> **STATED EXERCISE**: Exclude all pictures, then copy each of the records exactly as written.

[Start of EXERCISE INPUTS]

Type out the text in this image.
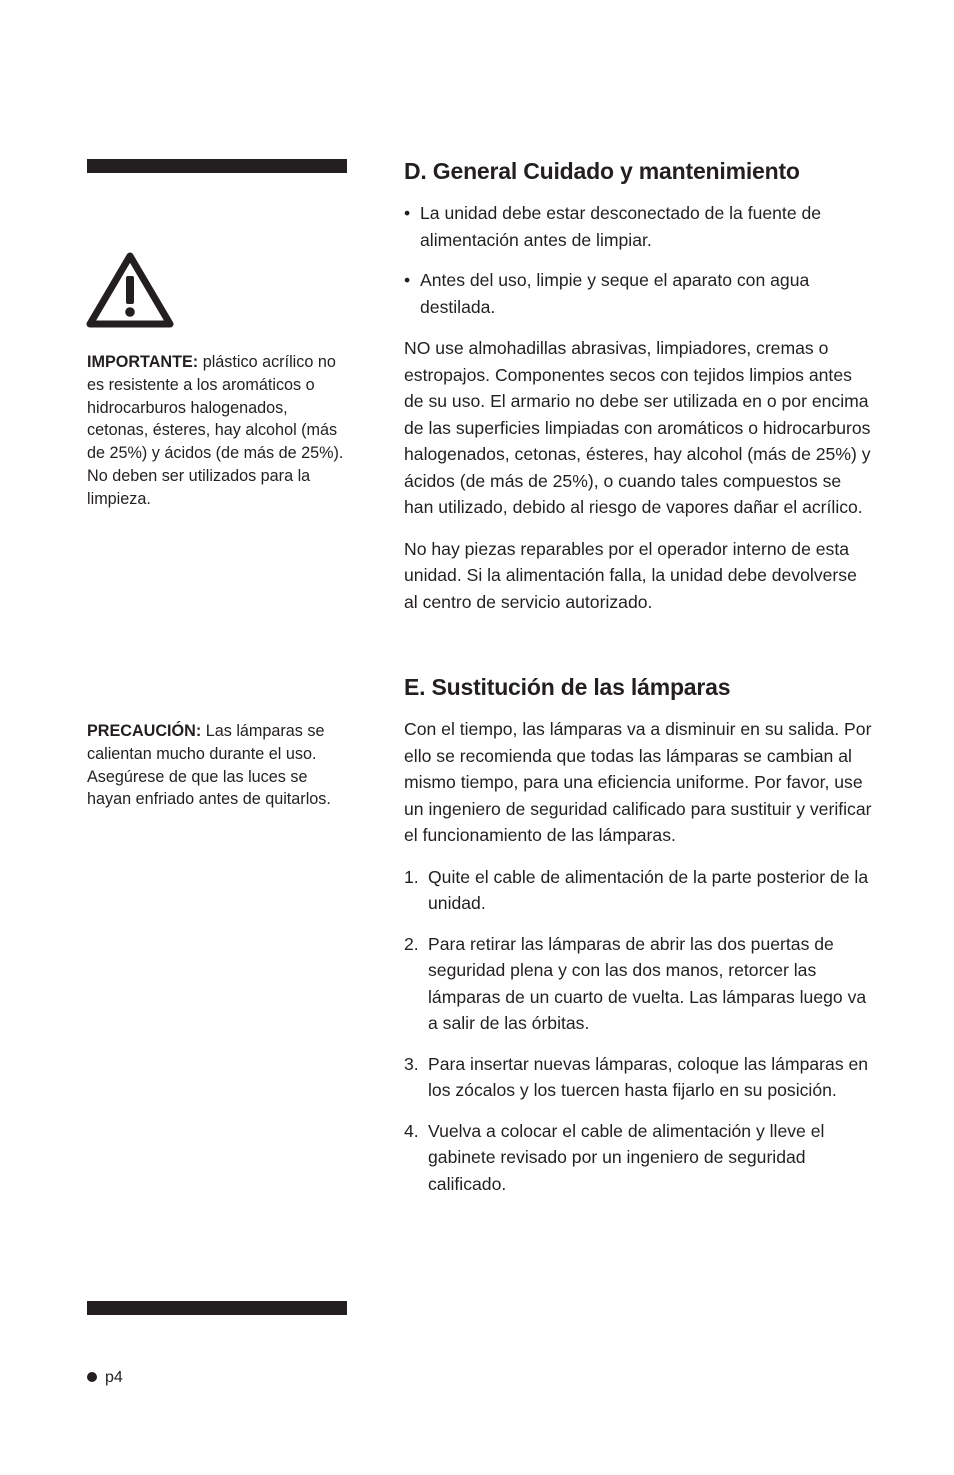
IMPORTANTE: plástico acrílico no es resistente a los aromáticos o hidrocarburos halogenados, cetonas, ésteres, hay alcohol (más de 25%) y ácidos (de más de 25%). No deben ser utilizados para la limpieza.
PRECAUCIÓN: Las lámparas se calientan mucho durante el uso. Asegúrese de que las luces se hayan enfriado antes de quitarlos.
D. General Cuidado y mantenimiento

• La unidad debe estar desconectado de la fuente de alimentación antes de limpiar.

• Antes del uso, limpie y seque el aparato con agua destilada.

NO use almohadillas abrasivas, limpiadores, cremas o estropajos. Componentes secos con tejidos limpios antes de su uso. El armario no debe ser utilizada en o por encima de las superficies limpiadas con aromáticos o hidrocarburos halogenados, cetonas, ésteres, hay alcohol (más de 25%) y ácidos (de más de 25%), o cuando tales compuestos se han utilizado, debido al riesgo de vapores dañar el acrílico.

No hay piezas reparables por el operador interno de esta unidad. Si la alimentación falla, la unidad debe devolverse al centro de servicio autorizado.

E. Sustitución de las lámparas

Con el tiempo, las lámparas va a disminuir en su salida. Por ello se recomienda que todas las lámparas se cambian al mismo tiempo, para una eficiencia uniforme. Por favor, use un ingeniero de seguridad calificado para sustituir y verificar el funcionamiento de las lámparas.

1. Quite el cable de alimentación de la parte posterior de la unidad.

2. Para retirar las lámparas de abrir las dos puertas de seguridad plena y con las dos manos, retorcer las lámparas de un cuarto de vuelta. Las lámparas luego va a salir de las órbitas.

3. Para insertar nuevas lámparas, coloque las lámparas en los zócalos y los tuercen hasta fijarlo en su posición.

4. Vuelva a colocar el cable de alimentación y lleve el gabinete revisado por un ingeniero de seguridad calificado.

p4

[End of EXERCISE INPUTS]

> **EXERCISE OUTPUT**:
Type out the text in this image.
IMPORTANTE: plástico acrílico no es resistente a los aromáticos o hidrocarburos halogenados, cetonas, ésteres, hay alcohol (más de 25%) y ácidos (de más de 25%). No deben ser utilizados para la limpieza.
PRECAUCIÓN: Las lámparas se calientan mucho durante el uso. Asegúrese de que las luces se hayan enfriado antes de quitarlos.
D. General Cuidado y mantenimiento

• La unidad debe estar desconectado de la fuente de alimentación antes de limpiar.

• Antes del uso, limpie y seque el aparato con agua destilada.

NO use almohadillas abrasivas, limpiadores, cremas o estropajos. Componentes secos con tejidos limpios antes de su uso. El armario no debe ser utilizada en o por encima de las superficies limpiadas con aromáticos o hidrocarburos halogenados, cetonas, ésteres, hay alcohol (más de 25%) y ácidos (de más de 25%), o cuando tales compuestos se han utilizado, debido al riesgo de vapores dañar el acrílico.

No hay piezas reparables por el operador interno de esta unidad. Si la alimentación falla, la unidad debe devolverse al centro de servicio autorizado.

E. Sustitución de las lámparas

Con el tiempo, las lámparas va a disminuir en su salida. Por ello se recomienda que todas las lámparas se cambian al mismo tiempo, para una eficiencia uniforme. Por favor, use un ingeniero de seguridad calificado para sustituir y verificar el funcionamiento de las lámparas.

1. Quite el cable de alimentación de la parte posterior de la unidad.

2. Para retirar las lámparas de abrir las dos puertas de seguridad plena y con las dos manos, retorcer las lámparas de un cuarto de vuelta. Las lámparas luego va a salir de las órbitas.

3. Para insertar nuevas lámparas, coloque las lámparas en los zócalos y los tuercen hasta fijarlo en su posición.

4. Vuelva a colocar el cable de alimentación y lleve el gabinete revisado por un ingeniero de seguridad calificado.

p4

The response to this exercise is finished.